Collected data entries
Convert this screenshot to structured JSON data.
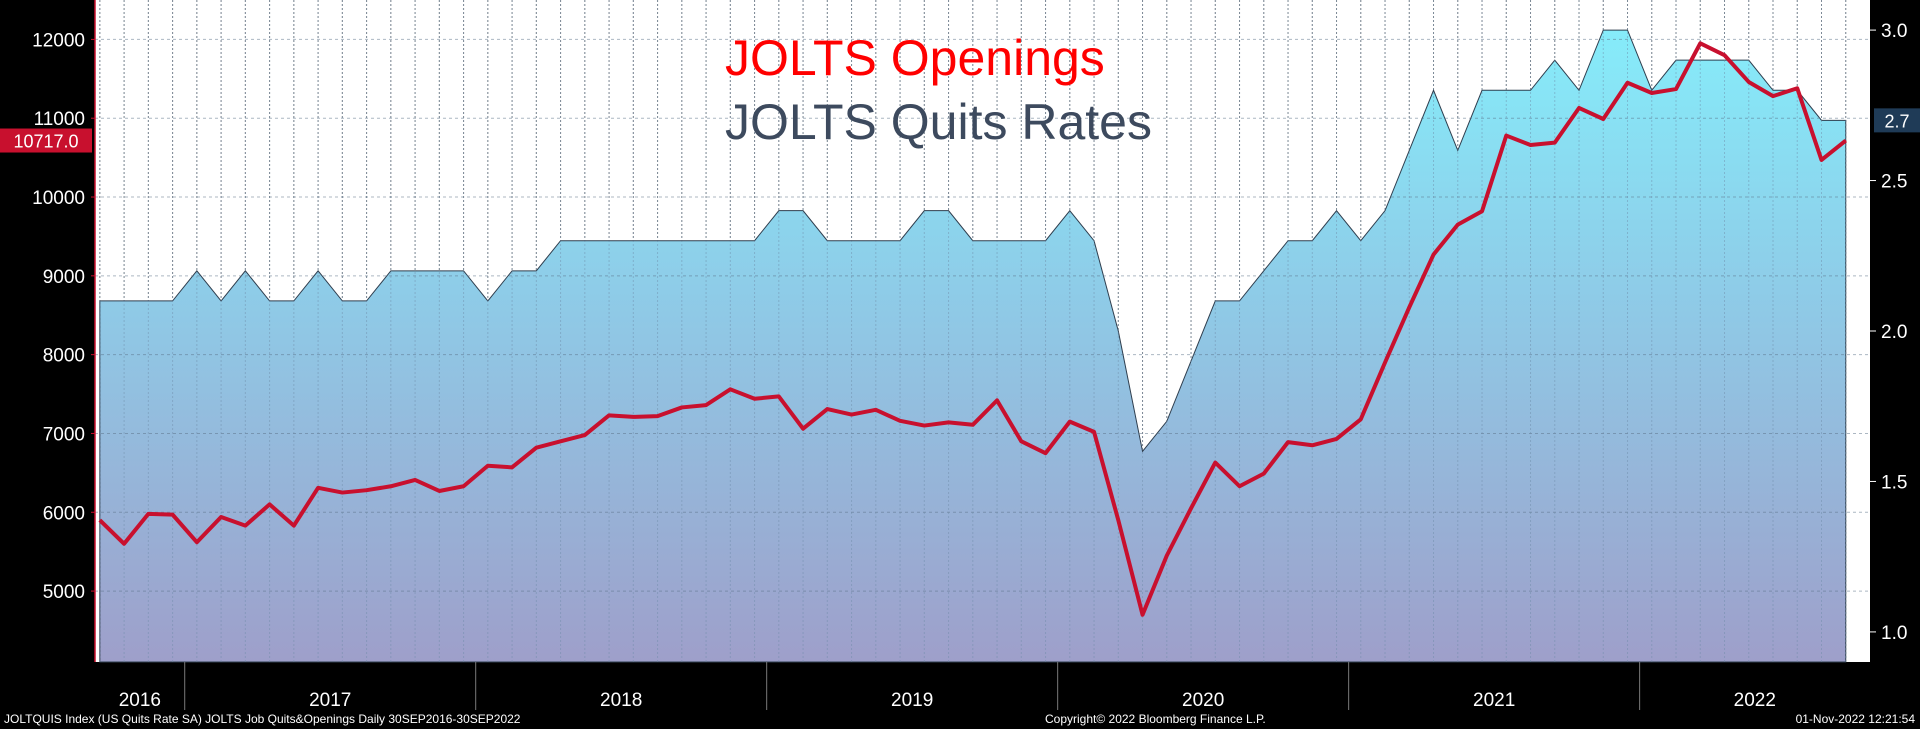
{
  "chart_data": {
    "type": "area",
    "title_lines": [
      {
        "text": "JOLTS Openings",
        "color": "#ff0000"
      },
      {
        "text": "JOLTS Quits Rates",
        "color": "#3d4a5e"
      }
    ],
    "x_labels": [
      "2016",
      "2017",
      "2018",
      "2019",
      "2020",
      "2021",
      "2022"
    ],
    "left_axis": {
      "ticks": [
        5000,
        6000,
        7000,
        8000,
        9000,
        10000,
        11000,
        12000
      ],
      "range": [
        4100,
        12500
      ]
    },
    "right_axis": {
      "ticks": [
        "1.0",
        "1.5",
        "2.0",
        "2.5",
        "3.0"
      ],
      "range": [
        0.9,
        3.1
      ]
    },
    "series": [
      {
        "name": "JOLTS Openings",
        "axis": "left",
        "color": "#c8102e",
        "last_label": "10717.0",
        "x": [
          "2016-09",
          "2016-10",
          "2016-11",
          "2016-12",
          "2017-01",
          "2017-02",
          "2017-03",
          "2017-04",
          "2017-05",
          "2017-06",
          "2017-07",
          "2017-08",
          "2017-09",
          "2017-10",
          "2017-11",
          "2017-12",
          "2018-01",
          "2018-02",
          "2018-03",
          "2018-04",
          "2018-05",
          "2018-06",
          "2018-07",
          "2018-08",
          "2018-09",
          "2018-10",
          "2018-11",
          "2018-12",
          "2019-01",
          "2019-02",
          "2019-03",
          "2019-04",
          "2019-05",
          "2019-06",
          "2019-07",
          "2019-08",
          "2019-09",
          "2019-10",
          "2019-11",
          "2019-12",
          "2020-01",
          "2020-02",
          "2020-03",
          "2020-04",
          "2020-05",
          "2020-06",
          "2020-07",
          "2020-08",
          "2020-09",
          "2020-10",
          "2020-11",
          "2020-12",
          "2021-01",
          "2021-02",
          "2021-03",
          "2021-04",
          "2021-05",
          "2021-06",
          "2021-07",
          "2021-08",
          "2021-09",
          "2021-10",
          "2021-11",
          "2021-12",
          "2022-01",
          "2022-02",
          "2022-03",
          "2022-04",
          "2022-05",
          "2022-06",
          "2022-07",
          "2022-08",
          "2022-09"
        ],
        "values": [
          5900,
          5600,
          5980,
          5970,
          5620,
          5940,
          5830,
          6100,
          5830,
          6310,
          6250,
          6280,
          6330,
          6410,
          6270,
          6330,
          6590,
          6570,
          6820,
          6900,
          6980,
          7230,
          7210,
          7220,
          7330,
          7360,
          7560,
          7440,
          7470,
          7060,
          7310,
          7240,
          7300,
          7160,
          7100,
          7140,
          7110,
          7420,
          6900,
          6750,
          7150,
          7020,
          5900,
          4700,
          5450,
          6050,
          6630,
          6330,
          6490,
          6890,
          6850,
          6930,
          7180,
          7900,
          8600,
          9270,
          9650,
          9820,
          10780,
          10660,
          10690,
          11130,
          10990,
          11450,
          11320,
          11370,
          11950,
          11800,
          11460,
          11280,
          11380,
          10470,
          10717
        ]
      },
      {
        "name": "JOLTS Quits Rates",
        "axis": "right",
        "color": "#8fd7ef",
        "last_label": "2.7",
        "x": [
          "2016-09",
          "2016-10",
          "2016-11",
          "2016-12",
          "2017-01",
          "2017-02",
          "2017-03",
          "2017-04",
          "2017-05",
          "2017-06",
          "2017-07",
          "2017-08",
          "2017-09",
          "2017-10",
          "2017-11",
          "2017-12",
          "2018-01",
          "2018-02",
          "2018-03",
          "2018-04",
          "2018-05",
          "2018-06",
          "2018-07",
          "2018-08",
          "2018-09",
          "2018-10",
          "2018-11",
          "2018-12",
          "2019-01",
          "2019-02",
          "2019-03",
          "2019-04",
          "2019-05",
          "2019-06",
          "2019-07",
          "2019-08",
          "2019-09",
          "2019-10",
          "2019-11",
          "2019-12",
          "2020-01",
          "2020-02",
          "2020-03",
          "2020-04",
          "2020-05",
          "2020-06",
          "2020-07",
          "2020-08",
          "2020-09",
          "2020-10",
          "2020-11",
          "2020-12",
          "2021-01",
          "2021-02",
          "2021-03",
          "2021-04",
          "2021-05",
          "2021-06",
          "2021-07",
          "2021-08",
          "2021-09",
          "2021-10",
          "2021-11",
          "2021-12",
          "2022-01",
          "2022-02",
          "2022-03",
          "2022-04",
          "2022-05",
          "2022-06",
          "2022-07",
          "2022-08",
          "2022-09"
        ],
        "values": [
          2.1,
          2.1,
          2.1,
          2.1,
          2.2,
          2.1,
          2.2,
          2.1,
          2.1,
          2.2,
          2.1,
          2.1,
          2.2,
          2.2,
          2.2,
          2.2,
          2.1,
          2.2,
          2.2,
          2.3,
          2.3,
          2.3,
          2.3,
          2.3,
          2.3,
          2.3,
          2.3,
          2.3,
          2.4,
          2.4,
          2.3,
          2.3,
          2.3,
          2.3,
          2.4,
          2.4,
          2.3,
          2.3,
          2.3,
          2.3,
          2.4,
          2.3,
          2.0,
          1.6,
          1.7,
          1.9,
          2.1,
          2.1,
          2.2,
          2.3,
          2.3,
          2.4,
          2.3,
          2.4,
          2.6,
          2.8,
          2.6,
          2.8,
          2.8,
          2.8,
          2.9,
          2.8,
          3.0,
          3.0,
          2.8,
          2.9,
          2.9,
          2.9,
          2.9,
          2.8,
          2.8,
          2.7,
          2.7
        ]
      }
    ],
    "grid": true
  },
  "footer": {
    "left": "JOLTQUIS Index (US Quits Rate SA) JOLTS Job Quits&Openings  Daily 30SEP2016-30SEP2022",
    "center": "Copyright© 2022 Bloomberg Finance L.P.",
    "right": "01-Nov-2022 12:21:54"
  }
}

Exercise goal »
Reproduce every entry word for word, but omit the pictures.

Correct answer »
Convert this screenshot to structured JSON data.
{
  "chart_data": {
    "type": "area",
    "title_lines": [
      {
        "text": "JOLTS Openings",
        "color": "#ff0000"
      },
      {
        "text": "JOLTS Quits Rates",
        "color": "#3d4a5e"
      }
    ],
    "x_labels": [
      "2016",
      "2017",
      "2018",
      "2019",
      "2020",
      "2021",
      "2022"
    ],
    "left_axis": {
      "ticks": [
        5000,
        6000,
        7000,
        8000,
        9000,
        10000,
        11000,
        12000
      ],
      "range": [
        4100,
        12500
      ]
    },
    "right_axis": {
      "ticks": [
        "1.0",
        "1.5",
        "2.0",
        "2.5",
        "3.0"
      ],
      "range": [
        0.9,
        3.1
      ]
    },
    "series": [
      {
        "name": "JOLTS Openings",
        "axis": "left",
        "color": "#c8102e",
        "last_label": "10717.0",
        "x": [
          "2016-09",
          "2016-10",
          "2016-11",
          "2016-12",
          "2017-01",
          "2017-02",
          "2017-03",
          "2017-04",
          "2017-05",
          "2017-06",
          "2017-07",
          "2017-08",
          "2017-09",
          "2017-10",
          "2017-11",
          "2017-12",
          "2018-01",
          "2018-02",
          "2018-03",
          "2018-04",
          "2018-05",
          "2018-06",
          "2018-07",
          "2018-08",
          "2018-09",
          "2018-10",
          "2018-11",
          "2018-12",
          "2019-01",
          "2019-02",
          "2019-03",
          "2019-04",
          "2019-05",
          "2019-06",
          "2019-07",
          "2019-08",
          "2019-09",
          "2019-10",
          "2019-11",
          "2019-12",
          "2020-01",
          "2020-02",
          "2020-03",
          "2020-04",
          "2020-05",
          "2020-06",
          "2020-07",
          "2020-08",
          "2020-09",
          "2020-10",
          "2020-11",
          "2020-12",
          "2021-01",
          "2021-02",
          "2021-03",
          "2021-04",
          "2021-05",
          "2021-06",
          "2021-07",
          "2021-08",
          "2021-09",
          "2021-10",
          "2021-11",
          "2021-12",
          "2022-01",
          "2022-02",
          "2022-03",
          "2022-04",
          "2022-05",
          "2022-06",
          "2022-07",
          "2022-08",
          "2022-09"
        ],
        "values": [
          5900,
          5600,
          5980,
          5970,
          5620,
          5940,
          5830,
          6100,
          5830,
          6310,
          6250,
          6280,
          6330,
          6410,
          6270,
          6330,
          6590,
          6570,
          6820,
          6900,
          6980,
          7230,
          7210,
          7220,
          7330,
          7360,
          7560,
          7440,
          7470,
          7060,
          7310,
          7240,
          7300,
          7160,
          7100,
          7140,
          7110,
          7420,
          6900,
          6750,
          7150,
          7020,
          5900,
          4700,
          5450,
          6050,
          6630,
          6330,
          6490,
          6890,
          6850,
          6930,
          7180,
          7900,
          8600,
          9270,
          9650,
          9820,
          10780,
          10660,
          10690,
          11130,
          10990,
          11450,
          11320,
          11370,
          11950,
          11800,
          11460,
          11280,
          11380,
          10470,
          10717
        ]
      },
      {
        "name": "JOLTS Quits Rates",
        "axis": "right",
        "color": "#8fd7ef",
        "last_label": "2.7",
        "x": [
          "2016-09",
          "2016-10",
          "2016-11",
          "2016-12",
          "2017-01",
          "2017-02",
          "2017-03",
          "2017-04",
          "2017-05",
          "2017-06",
          "2017-07",
          "2017-08",
          "2017-09",
          "2017-10",
          "2017-11",
          "2017-12",
          "2018-01",
          "2018-02",
          "2018-03",
          "2018-04",
          "2018-05",
          "2018-06",
          "2018-07",
          "2018-08",
          "2018-09",
          "2018-10",
          "2018-11",
          "2018-12",
          "2019-01",
          "2019-02",
          "2019-03",
          "2019-04",
          "2019-05",
          "2019-06",
          "2019-07",
          "2019-08",
          "2019-09",
          "2019-10",
          "2019-11",
          "2019-12",
          "2020-01",
          "2020-02",
          "2020-03",
          "2020-04",
          "2020-05",
          "2020-06",
          "2020-07",
          "2020-08",
          "2020-09",
          "2020-10",
          "2020-11",
          "2020-12",
          "2021-01",
          "2021-02",
          "2021-03",
          "2021-04",
          "2021-05",
          "2021-06",
          "2021-07",
          "2021-08",
          "2021-09",
          "2021-10",
          "2021-11",
          "2021-12",
          "2022-01",
          "2022-02",
          "2022-03",
          "2022-04",
          "2022-05",
          "2022-06",
          "2022-07",
          "2022-08",
          "2022-09"
        ],
        "values": [
          2.1,
          2.1,
          2.1,
          2.1,
          2.2,
          2.1,
          2.2,
          2.1,
          2.1,
          2.2,
          2.1,
          2.1,
          2.2,
          2.2,
          2.2,
          2.2,
          2.1,
          2.2,
          2.2,
          2.3,
          2.3,
          2.3,
          2.3,
          2.3,
          2.3,
          2.3,
          2.3,
          2.3,
          2.4,
          2.4,
          2.3,
          2.3,
          2.3,
          2.3,
          2.4,
          2.4,
          2.3,
          2.3,
          2.3,
          2.3,
          2.4,
          2.3,
          2.0,
          1.6,
          1.7,
          1.9,
          2.1,
          2.1,
          2.2,
          2.3,
          2.3,
          2.4,
          2.3,
          2.4,
          2.6,
          2.8,
          2.6,
          2.8,
          2.8,
          2.8,
          2.9,
          2.8,
          3.0,
          3.0,
          2.8,
          2.9,
          2.9,
          2.9,
          2.9,
          2.8,
          2.8,
          2.7,
          2.7
        ]
      }
    ],
    "grid": true
  },
  "footer": {
    "left": "JOLTQUIS Index (US Quits Rate SA) JOLTS Job Quits&Openings  Daily 30SEP2016-30SEP2022",
    "center": "Copyright© 2022 Bloomberg Finance L.P.",
    "right": "01-Nov-2022 12:21:54"
  }
}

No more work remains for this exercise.